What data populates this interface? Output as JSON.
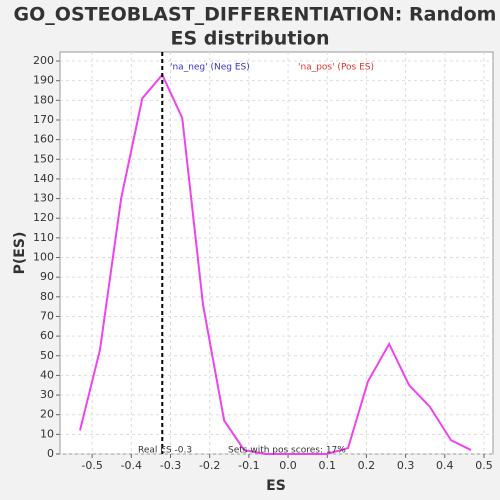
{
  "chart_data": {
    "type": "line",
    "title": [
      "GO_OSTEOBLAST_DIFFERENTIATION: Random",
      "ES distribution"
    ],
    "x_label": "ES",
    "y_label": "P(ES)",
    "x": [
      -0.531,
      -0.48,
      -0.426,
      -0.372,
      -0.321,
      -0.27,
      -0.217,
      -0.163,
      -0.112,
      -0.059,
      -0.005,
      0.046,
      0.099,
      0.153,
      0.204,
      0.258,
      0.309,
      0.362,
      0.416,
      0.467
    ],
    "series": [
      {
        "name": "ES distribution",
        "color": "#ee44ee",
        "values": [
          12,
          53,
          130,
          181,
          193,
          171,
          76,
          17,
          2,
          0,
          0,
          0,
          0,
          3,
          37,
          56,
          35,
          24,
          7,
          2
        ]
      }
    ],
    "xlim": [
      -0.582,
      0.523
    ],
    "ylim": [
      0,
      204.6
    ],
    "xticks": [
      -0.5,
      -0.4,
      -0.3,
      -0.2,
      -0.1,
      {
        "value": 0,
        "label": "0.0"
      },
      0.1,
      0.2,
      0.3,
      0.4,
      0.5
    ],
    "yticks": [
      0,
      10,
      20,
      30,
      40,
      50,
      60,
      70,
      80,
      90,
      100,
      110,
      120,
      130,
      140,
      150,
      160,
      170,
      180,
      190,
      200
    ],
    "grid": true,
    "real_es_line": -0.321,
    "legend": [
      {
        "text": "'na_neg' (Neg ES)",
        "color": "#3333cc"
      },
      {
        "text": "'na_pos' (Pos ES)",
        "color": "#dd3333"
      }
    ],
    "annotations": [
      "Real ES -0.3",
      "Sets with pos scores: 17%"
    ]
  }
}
======
_GIVEN INSTRUCTION:_ Write out all the entries exactly, except for the pictures.

_FULL OUTPUT:_
What data populates this interface? Output as JSON.
{
  "chart_data": {
    "type": "line",
    "title": [
      "GO_OSTEOBLAST_DIFFERENTIATION: Random",
      "ES distribution"
    ],
    "x_label": "ES",
    "y_label": "P(ES)",
    "x": [
      -0.531,
      -0.48,
      -0.426,
      -0.372,
      -0.321,
      -0.27,
      -0.217,
      -0.163,
      -0.112,
      -0.059,
      -0.005,
      0.046,
      0.099,
      0.153,
      0.204,
      0.258,
      0.309,
      0.362,
      0.416,
      0.467
    ],
    "series": [
      {
        "name": "ES distribution",
        "color": "#ee44ee",
        "values": [
          12,
          53,
          130,
          181,
          193,
          171,
          76,
          17,
          2,
          0,
          0,
          0,
          0,
          3,
          37,
          56,
          35,
          24,
          7,
          2
        ]
      }
    ],
    "xlim": [
      -0.582,
      0.523
    ],
    "ylim": [
      0,
      204.6
    ],
    "xticks": [
      -0.5,
      -0.4,
      -0.3,
      -0.2,
      -0.1,
      {
        "value": 0,
        "label": "0.0"
      },
      0.1,
      0.2,
      0.3,
      0.4,
      0.5
    ],
    "yticks": [
      0,
      10,
      20,
      30,
      40,
      50,
      60,
      70,
      80,
      90,
      100,
      110,
      120,
      130,
      140,
      150,
      160,
      170,
      180,
      190,
      200
    ],
    "grid": true,
    "real_es_line": -0.321,
    "legend": [
      {
        "text": "'na_neg' (Neg ES)",
        "color": "#3333cc"
      },
      {
        "text": "'na_pos' (Pos ES)",
        "color": "#dd3333"
      }
    ],
    "annotations": [
      "Real ES -0.3",
      "Sets with pos scores: 17%"
    ]
  }
}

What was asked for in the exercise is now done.